= Task statement =
Repeat the whole listing exactly.

--- start Data listing ---

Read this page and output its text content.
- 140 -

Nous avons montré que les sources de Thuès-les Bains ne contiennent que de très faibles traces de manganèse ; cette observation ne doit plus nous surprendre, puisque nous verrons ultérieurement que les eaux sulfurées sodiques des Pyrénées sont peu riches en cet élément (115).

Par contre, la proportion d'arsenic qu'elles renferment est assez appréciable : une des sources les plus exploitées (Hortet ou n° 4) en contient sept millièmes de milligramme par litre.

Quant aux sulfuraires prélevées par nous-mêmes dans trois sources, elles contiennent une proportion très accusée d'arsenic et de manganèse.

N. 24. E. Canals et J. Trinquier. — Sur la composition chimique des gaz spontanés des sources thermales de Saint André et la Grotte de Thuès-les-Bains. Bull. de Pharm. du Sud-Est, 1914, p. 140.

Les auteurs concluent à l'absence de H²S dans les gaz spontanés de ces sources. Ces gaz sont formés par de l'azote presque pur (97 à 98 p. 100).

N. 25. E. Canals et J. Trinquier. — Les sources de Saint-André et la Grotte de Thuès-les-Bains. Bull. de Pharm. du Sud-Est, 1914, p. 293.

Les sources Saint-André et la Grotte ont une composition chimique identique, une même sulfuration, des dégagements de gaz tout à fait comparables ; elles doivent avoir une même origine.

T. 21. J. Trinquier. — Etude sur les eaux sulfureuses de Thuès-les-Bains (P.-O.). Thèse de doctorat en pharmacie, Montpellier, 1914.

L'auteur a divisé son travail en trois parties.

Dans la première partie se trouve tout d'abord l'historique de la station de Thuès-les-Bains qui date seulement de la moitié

--- end Data listing ---

= Finished answer =
Read this page and output its text content.
- 140 -

Nous avons montré que les sources de Thuès-les Bains ne contiennent que de très faibles traces de manganèse ; cette observation ne doit plus nous surprendre, puisque nous verrons ultérieurement que les eaux sulfurées sodiques des Pyrénées sont peu riches en cet élément (115).

Par contre, la proportion d'arsenic qu'elles renferment est assez appréciable : une des sources les plus exploitées (Hortet ou n° 4) en contient sept millièmes de milligramme par litre.

Quant aux sulfuraires prélevées par nous-mêmes dans trois sources, elles contiennent une proportion très accusée d'arsenic et de manganèse.

N. 24. E. Canals et J. Trinquier. — Sur la composition chimique des gaz spontanés des sources thermales de Saint André et la Grotte de Thuès-les-Bains. Bull. de Pharm. du Sud-Est, 1914, p. 140.

Les auteurs concluent à l'absence de H²S dans les gaz spontanés de ces sources. Ces gaz sont formés par de l'azote presque pur (97 à 98 p. 100).

N. 25. E. Canals et J. Trinquier. — Les sources de Saint-André et la Grotte de Thuès-les-Bains. Bull. de Pharm. du Sud-Est, 1914, p. 293.

Les sources Saint-André et la Grotte ont une composition chimique identique, une même sulfuration, des dégagements de gaz tout à fait comparables ; elles doivent avoir une même origine.

T. 21. J. Trinquier. — Etude sur les eaux sulfureuses de Thuès-les-Bains (P.-O.). Thèse de doctorat en pharmacie, Montpellier, 1914.

L'auteur a divisé son travail en trois parties.

Dans la première partie se trouve tout d'abord l'historique de la station de Thuès-les-Bains qui date seulement de la moitié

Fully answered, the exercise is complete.